__Problem to work on__.
Would you quote every entry exactly, dropping only the pictures?
********************
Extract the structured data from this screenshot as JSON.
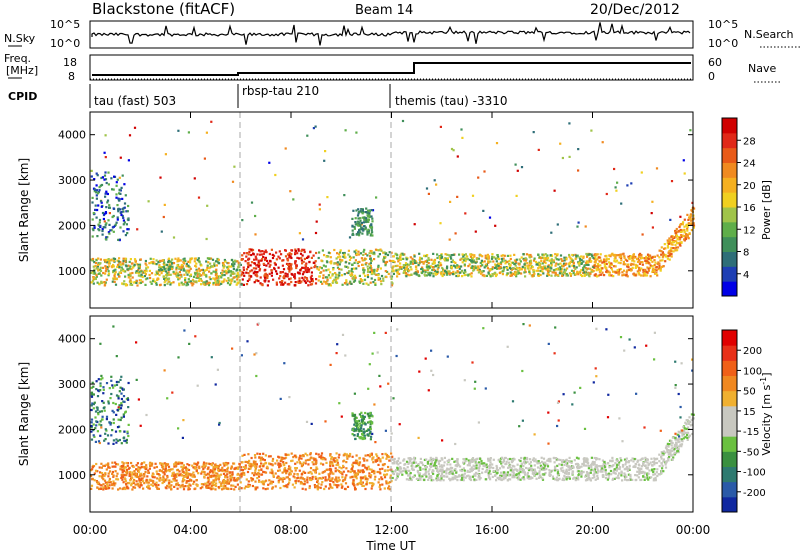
{
  "header": {
    "title": "Blackstone (fitACF)",
    "beam": "Beam 14",
    "date": "20/Dec/2012"
  },
  "noise_panel": {
    "left_label": "N.Sky",
    "left_ticks": [
      "10^5",
      "10^0"
    ],
    "right_label": "N.Search",
    "right_ticks": [
      "10^5",
      "10^0"
    ]
  },
  "freq_panel": {
    "left_label_1": "Freq.",
    "left_label_2": "[MHz]",
    "left_ticks": [
      "18",
      "8"
    ],
    "right_label": "Nave",
    "right_ticks": [
      "60",
      "0"
    ]
  },
  "cpid_panel": {
    "label": "CPID",
    "segments": [
      {
        "name": "tau (fast) 503",
        "start_h": 0,
        "end_h": 6
      },
      {
        "name": "rbsp-tau 210",
        "start_h": 6,
        "end_h": 12
      },
      {
        "name": "themis (tau) -3310",
        "start_h": 12,
        "end_h": 24
      }
    ]
  },
  "chart_data": [
    {
      "type": "heatmap",
      "name": "Power",
      "ylabel": "Slant Range [km]",
      "xlabel": "Time UT",
      "xlim_hours": [
        0,
        24
      ],
      "ylim_km": [
        180,
        4500
      ],
      "yticks": [
        1000,
        2000,
        3000,
        4000
      ],
      "colorbar": {
        "label": "Power [dB]",
        "ticks": [
          "28",
          "24",
          "20",
          "16",
          "12",
          "8",
          "4"
        ],
        "colors": [
          "#0000e6",
          "#1e3fb4",
          "#2e6e78",
          "#3f8f5a",
          "#5fae4a",
          "#a0c44a",
          "#f0d020",
          "#f5b020",
          "#f08a20",
          "#e85a18",
          "#e02818",
          "#d00000"
        ]
      }
    },
    {
      "type": "heatmap",
      "name": "Velocity",
      "ylabel": "Slant Range [km]",
      "xlabel": "Time UT",
      "xlim_hours": [
        0,
        24
      ],
      "ylim_km": [
        180,
        4500
      ],
      "yticks": [
        1000,
        2000,
        3000,
        4000
      ],
      "xticks": [
        "00:00",
        "04:00",
        "08:00",
        "12:00",
        "16:00",
        "20:00",
        "00:00"
      ],
      "colorbar": {
        "label": "Velocity [m s^-1]",
        "ticks": [
          "200",
          "100",
          "50",
          "15",
          "-15",
          "-50",
          "-100",
          "-200"
        ],
        "colors": [
          "#1028a0",
          "#2a5aa8",
          "#2e7a70",
          "#3a9040",
          "#6ac040",
          "#c8c8c0",
          "#c8c8c0",
          "#f0b030",
          "#f08820",
          "#f06018",
          "#e83018",
          "#e00000"
        ]
      }
    }
  ],
  "xaxis": {
    "label": "Time UT",
    "ticks": [
      "00:00",
      "04:00",
      "08:00",
      "12:00",
      "16:00",
      "20:00",
      "00:00"
    ]
  }
}
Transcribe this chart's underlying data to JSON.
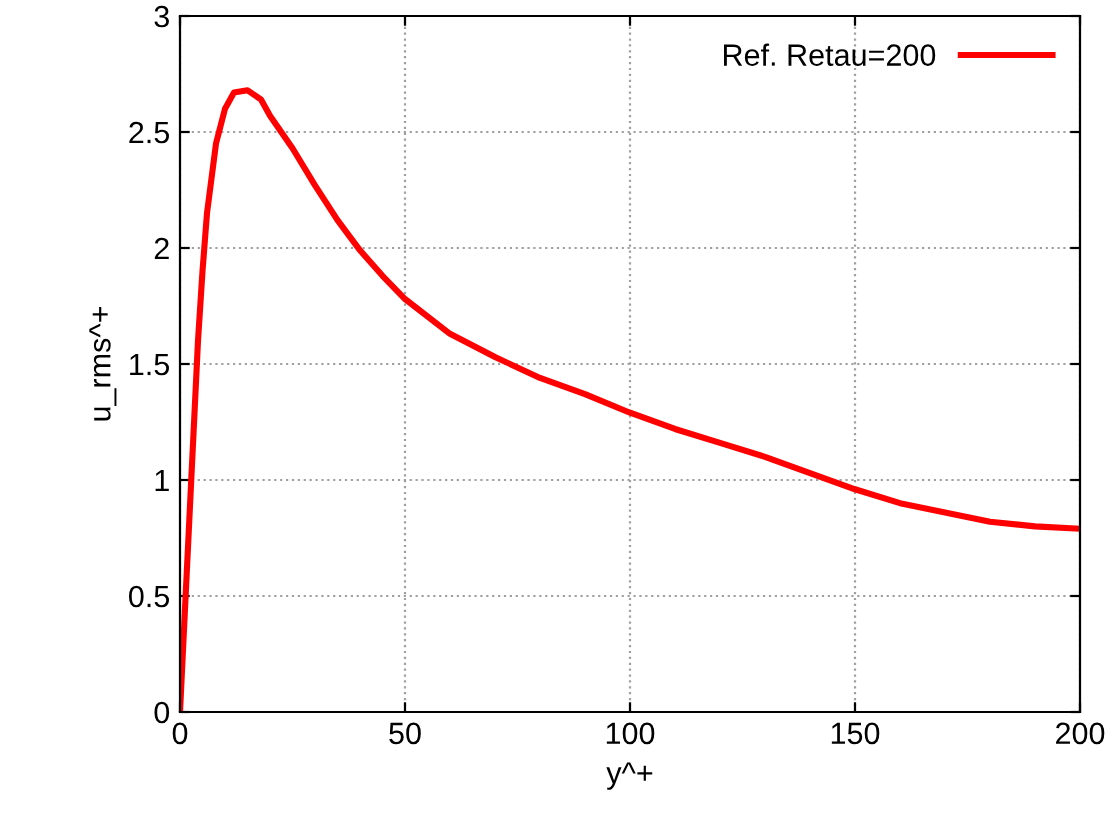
********************
__Output of the task__.
Extract the structured data from this screenshot as JSON.
{
  "header": {
    "title": "Blackstone (fitACF)",
    "beam": "Beam 14",
    "date": "20/Dec/2012"
  },
  "noise_panel": {
    "left_label": "N.Sky",
    "left_ticks": [
      "10^5",
      "10^0"
    ],
    "right_label": "N.Search",
    "right_ticks": [
      "10^5",
      "10^0"
    ]
  },
  "freq_panel": {
    "left_label_1": "Freq.",
    "left_label_2": "[MHz]",
    "left_ticks": [
      "18",
      "8"
    ],
    "right_label": "Nave",
    "right_ticks": [
      "60",
      "0"
    ]
  },
  "cpid_panel": {
    "label": "CPID",
    "segments": [
      {
        "name": "tau (fast) 503",
        "start_h": 0,
        "end_h": 6
      },
      {
        "name": "rbsp-tau 210",
        "start_h": 6,
        "end_h": 12
      },
      {
        "name": "themis (tau) -3310",
        "start_h": 12,
        "end_h": 24
      }
    ]
  },
  "chart_data": [
    {
      "type": "heatmap",
      "name": "Power",
      "ylabel": "Slant Range [km]",
      "xlabel": "Time UT",
      "xlim_hours": [
        0,
        24
      ],
      "ylim_km": [
        180,
        4500
      ],
      "yticks": [
        1000,
        2000,
        3000,
        4000
      ],
      "colorbar": {
        "label": "Power [dB]",
        "ticks": [
          "28",
          "24",
          "20",
          "16",
          "12",
          "8",
          "4"
        ],
        "colors": [
          "#0000e6",
          "#1e3fb4",
          "#2e6e78",
          "#3f8f5a",
          "#5fae4a",
          "#a0c44a",
          "#f0d020",
          "#f5b020",
          "#f08a20",
          "#e85a18",
          "#e02818",
          "#d00000"
        ]
      }
    },
    {
      "type": "heatmap",
      "name": "Velocity",
      "ylabel": "Slant Range [km]",
      "xlabel": "Time UT",
      "xlim_hours": [
        0,
        24
      ],
      "ylim_km": [
        180,
        4500
      ],
      "yticks": [
        1000,
        2000,
        3000,
        4000
      ],
      "xticks": [
        "00:00",
        "04:00",
        "08:00",
        "12:00",
        "16:00",
        "20:00",
        "00:00"
      ],
      "colorbar": {
        "label": "Velocity [m s^-1]",
        "ticks": [
          "200",
          "100",
          "50",
          "15",
          "-15",
          "-50",
          "-100",
          "-200"
        ],
        "colors": [
          "#1028a0",
          "#2a5aa8",
          "#2e7a70",
          "#3a9040",
          "#6ac040",
          "#c8c8c0",
          "#c8c8c0",
          "#f0b030",
          "#f08820",
          "#f06018",
          "#e83018",
          "#e00000"
        ]
      }
    }
  ],
  "xaxis": {
    "label": "Time UT",
    "ticks": [
      "00:00",
      "04:00",
      "08:00",
      "12:00",
      "16:00",
      "20:00",
      "00:00"
    ]
  }
}
Transcribe this chart's underlying data to JSON.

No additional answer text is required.